:: Data in this exercise ::

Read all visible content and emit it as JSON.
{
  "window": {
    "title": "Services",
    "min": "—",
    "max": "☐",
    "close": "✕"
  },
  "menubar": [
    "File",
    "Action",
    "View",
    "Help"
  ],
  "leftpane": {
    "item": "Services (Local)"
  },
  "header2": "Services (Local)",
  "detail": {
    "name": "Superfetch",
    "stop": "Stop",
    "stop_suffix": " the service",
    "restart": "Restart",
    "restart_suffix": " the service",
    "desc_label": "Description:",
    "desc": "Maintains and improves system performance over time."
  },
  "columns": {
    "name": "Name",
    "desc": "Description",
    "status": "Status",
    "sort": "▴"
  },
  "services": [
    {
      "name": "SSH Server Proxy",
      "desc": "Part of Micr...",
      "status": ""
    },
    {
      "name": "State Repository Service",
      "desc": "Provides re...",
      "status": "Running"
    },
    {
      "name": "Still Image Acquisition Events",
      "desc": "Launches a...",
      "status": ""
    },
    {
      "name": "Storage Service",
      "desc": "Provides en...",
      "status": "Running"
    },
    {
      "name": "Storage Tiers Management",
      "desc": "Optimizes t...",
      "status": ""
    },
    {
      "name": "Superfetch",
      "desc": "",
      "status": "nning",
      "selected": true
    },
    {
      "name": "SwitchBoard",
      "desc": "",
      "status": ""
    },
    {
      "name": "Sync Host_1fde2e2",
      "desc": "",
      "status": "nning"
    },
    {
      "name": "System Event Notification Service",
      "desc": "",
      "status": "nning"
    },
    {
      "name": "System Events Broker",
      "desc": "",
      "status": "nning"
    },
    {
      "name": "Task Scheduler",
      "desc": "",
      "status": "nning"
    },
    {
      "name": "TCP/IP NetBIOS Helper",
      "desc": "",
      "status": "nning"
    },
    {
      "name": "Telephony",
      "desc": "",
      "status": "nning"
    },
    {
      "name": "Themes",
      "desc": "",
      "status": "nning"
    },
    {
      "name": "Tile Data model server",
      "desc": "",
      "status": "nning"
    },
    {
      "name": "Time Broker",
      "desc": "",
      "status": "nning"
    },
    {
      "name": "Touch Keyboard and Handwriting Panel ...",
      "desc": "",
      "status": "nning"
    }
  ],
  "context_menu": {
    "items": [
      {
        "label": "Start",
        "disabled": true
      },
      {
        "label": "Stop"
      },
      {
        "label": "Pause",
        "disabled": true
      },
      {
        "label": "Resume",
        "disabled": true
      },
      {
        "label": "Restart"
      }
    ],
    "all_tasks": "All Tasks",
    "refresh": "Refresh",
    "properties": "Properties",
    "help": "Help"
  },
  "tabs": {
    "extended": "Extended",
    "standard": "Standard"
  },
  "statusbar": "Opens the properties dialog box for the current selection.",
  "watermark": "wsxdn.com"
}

:: Required work ::
Extract all the material, leaving every line as it is.

:: The result ::
Read all visible content and emit it as JSON.
{
  "window": {
    "title": "Services",
    "min": "—",
    "max": "☐",
    "close": "✕"
  },
  "menubar": [
    "File",
    "Action",
    "View",
    "Help"
  ],
  "leftpane": {
    "item": "Services (Local)"
  },
  "header2": "Services (Local)",
  "detail": {
    "name": "Superfetch",
    "stop": "Stop",
    "stop_suffix": " the service",
    "restart": "Restart",
    "restart_suffix": " the service",
    "desc_label": "Description:",
    "desc": "Maintains and improves system performance over time."
  },
  "columns": {
    "name": "Name",
    "desc": "Description",
    "status": "Status",
    "sort": "▴"
  },
  "services": [
    {
      "name": "SSH Server Proxy",
      "desc": "Part of Micr...",
      "status": ""
    },
    {
      "name": "State Repository Service",
      "desc": "Provides re...",
      "status": "Running"
    },
    {
      "name": "Still Image Acquisition Events",
      "desc": "Launches a...",
      "status": ""
    },
    {
      "name": "Storage Service",
      "desc": "Provides en...",
      "status": "Running"
    },
    {
      "name": "Storage Tiers Management",
      "desc": "Optimizes t...",
      "status": ""
    },
    {
      "name": "Superfetch",
      "desc": "",
      "status": "nning",
      "selected": true
    },
    {
      "name": "SwitchBoard",
      "desc": "",
      "status": ""
    },
    {
      "name": "Sync Host_1fde2e2",
      "desc": "",
      "status": "nning"
    },
    {
      "name": "System Event Notification Service",
      "desc": "",
      "status": "nning"
    },
    {
      "name": "System Events Broker",
      "desc": "",
      "status": "nning"
    },
    {
      "name": "Task Scheduler",
      "desc": "",
      "status": "nning"
    },
    {
      "name": "TCP/IP NetBIOS Helper",
      "desc": "",
      "status": "nning"
    },
    {
      "name": "Telephony",
      "desc": "",
      "status": "nning"
    },
    {
      "name": "Themes",
      "desc": "",
      "status": "nning"
    },
    {
      "name": "Tile Data model server",
      "desc": "",
      "status": "nning"
    },
    {
      "name": "Time Broker",
      "desc": "",
      "status": "nning"
    },
    {
      "name": "Touch Keyboard and Handwriting Panel ...",
      "desc": "",
      "status": "nning"
    }
  ],
  "context_menu": {
    "items": [
      {
        "label": "Start",
        "disabled": true
      },
      {
        "label": "Stop"
      },
      {
        "label": "Pause",
        "disabled": true
      },
      {
        "label": "Resume",
        "disabled": true
      },
      {
        "label": "Restart"
      }
    ],
    "all_tasks": "All Tasks",
    "refresh": "Refresh",
    "properties": "Properties",
    "help": "Help"
  },
  "tabs": {
    "extended": "Extended",
    "standard": "Standard"
  },
  "statusbar": "Opens the properties dialog box for the current selection.",
  "watermark": "wsxdn.com"
}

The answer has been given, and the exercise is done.